QUOTED TEXT:

··········

Off the court, however, the Cleveland Cavaliers' All-Star forward is still finding a way to make a difference.
With November underway and men's health awareness coming into focus, Kevin Love has launched his new web series, "Locker Room Talk," in conjunction with Schick Hydro. In the first episode, Love can be seen discussing mental health with 23-time Olympic gold medal-winning swimmer Michael Phelps, who revealed earlier this year that he considered committing suicide following the 2012 Summer Olympics.
"I think back to when I was growing up in the sport and I lived in a bubble. I was basically groomed to be this athlete or this person. After a while it got to a point where I didn't like being that. I wanted to be who I am," Phelps said. "It took me being at the all-time low of not wanting to be alive. And after sitting in my room for four or five days, I just realized that there are other answers out there."

··········

SUPPLIED MATERIAL:
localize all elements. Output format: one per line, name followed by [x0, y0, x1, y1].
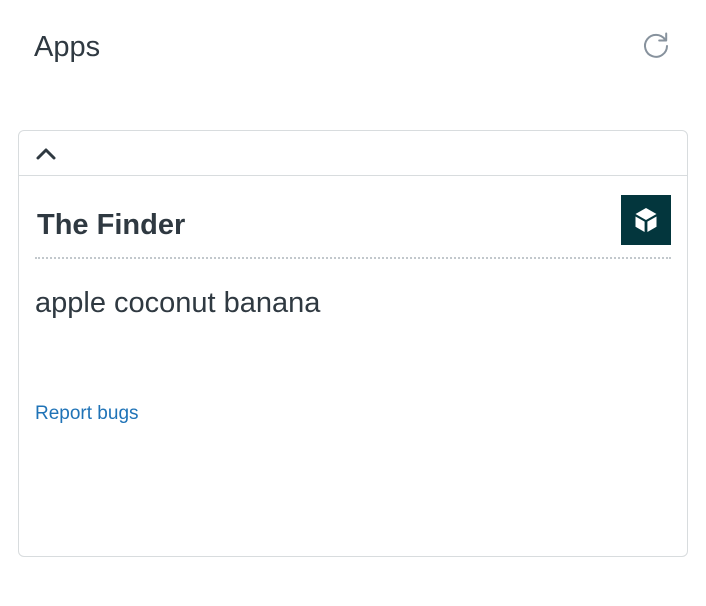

··········

SHORT TASK A:
List every number in the Kevin Love article, whether it is written in digits or spelled out. Leave out the word "first".
SHORT TASK B:
Repeat the part of the Kevin Love article between "Off the court, however, the" and "2012 Summer Olympics.", inclusive.
The material is separate from the Kevin Love article.

WRITTEN RESPONSE A:
23, 2012, four, five

WRITTEN RESPONSE B:
Off the court, however, the Cleveland Cavaliers' All-Star forward is still finding a way to make a difference.
With November underway and men's health awareness coming into focus, Kevin Love has launched his new web series, "Locker Room Talk," in conjunction with Schick Hydro. In the first episode, Love can be seen discussing mental health with 23-time Olympic gold medal-winning swimmer Michael Phelps, who revealed earlier this year that he considered committing suicide following the 2012 Summer Olympics.